● Given request
What follows is a set of records; repeat all of them exactly.

Records contained in a dataset
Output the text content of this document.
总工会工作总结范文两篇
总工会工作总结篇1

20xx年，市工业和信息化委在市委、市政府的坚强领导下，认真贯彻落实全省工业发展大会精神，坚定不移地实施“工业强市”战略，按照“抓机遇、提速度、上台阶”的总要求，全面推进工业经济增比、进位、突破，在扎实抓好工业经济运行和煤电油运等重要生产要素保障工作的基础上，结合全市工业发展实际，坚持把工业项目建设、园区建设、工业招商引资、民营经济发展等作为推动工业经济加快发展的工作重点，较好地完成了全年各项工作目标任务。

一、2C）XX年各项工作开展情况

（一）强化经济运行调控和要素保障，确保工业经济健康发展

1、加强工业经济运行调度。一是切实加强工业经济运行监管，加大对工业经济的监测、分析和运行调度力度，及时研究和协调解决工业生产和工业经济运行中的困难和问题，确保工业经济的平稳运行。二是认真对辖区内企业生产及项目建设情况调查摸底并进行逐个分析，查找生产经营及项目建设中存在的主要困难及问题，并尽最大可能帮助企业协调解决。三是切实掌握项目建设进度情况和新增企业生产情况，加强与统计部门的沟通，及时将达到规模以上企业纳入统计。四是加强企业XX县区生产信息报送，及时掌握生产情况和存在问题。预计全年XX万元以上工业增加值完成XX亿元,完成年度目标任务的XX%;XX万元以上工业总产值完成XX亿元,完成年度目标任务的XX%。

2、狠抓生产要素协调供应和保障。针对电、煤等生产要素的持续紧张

● Task result
Output the text content of this document.
总工会工作总结范文两篇
总工会工作总结篇1

20xx年，市工业和信息化委在市委、市政府的坚强领导下，认真贯彻落实全省工业发展大会精神，坚定不移地实施“工业强市”战略，按照“抓机遇、提速度、上台阶”的总要求，全面推进工业经济增比、进位、突破，在扎实抓好工业经济运行和煤电油运等重要生产要素保障工作的基础上，结合全市工业发展实际，坚持把工业项目建设、园区建设、工业招商引资、民营经济发展等作为推动工业经济加快发展的工作重点，较好地完成了全年各项工作目标任务。

一、2C）XX年各项工作开展情况

（一）强化经济运行调控和要素保障，确保工业经济健康发展

1、加强工业经济运行调度。一是切实加强工业经济运行监管，加大对工业经济的监测、分析和运行调度力度，及时研究和协调解决工业生产和工业经济运行中的困难和问题，确保工业经济的平稳运行。二是认真对辖区内企业生产及项目建设情况调查摸底并进行逐个分析，查找生产经营及项目建设中存在的主要困难及问题，并尽最大可能帮助企业协调解决。三是切实掌握项目建设进度情况和新增企业生产情况，加强与统计部门的沟通，及时将达到规模以上企业纳入统计。四是加强企业XX县区生产信息报送，及时掌握生产情况和存在问题。预计全年XX万元以上工业增加值完成XX亿元,完成年度目标任务的XX%;XX万元以上工业总产值完成XX亿元,完成年度目标任务的XX%。

2、狠抓生产要素协调供应和保障。针对电、煤等生产要素的持续紧张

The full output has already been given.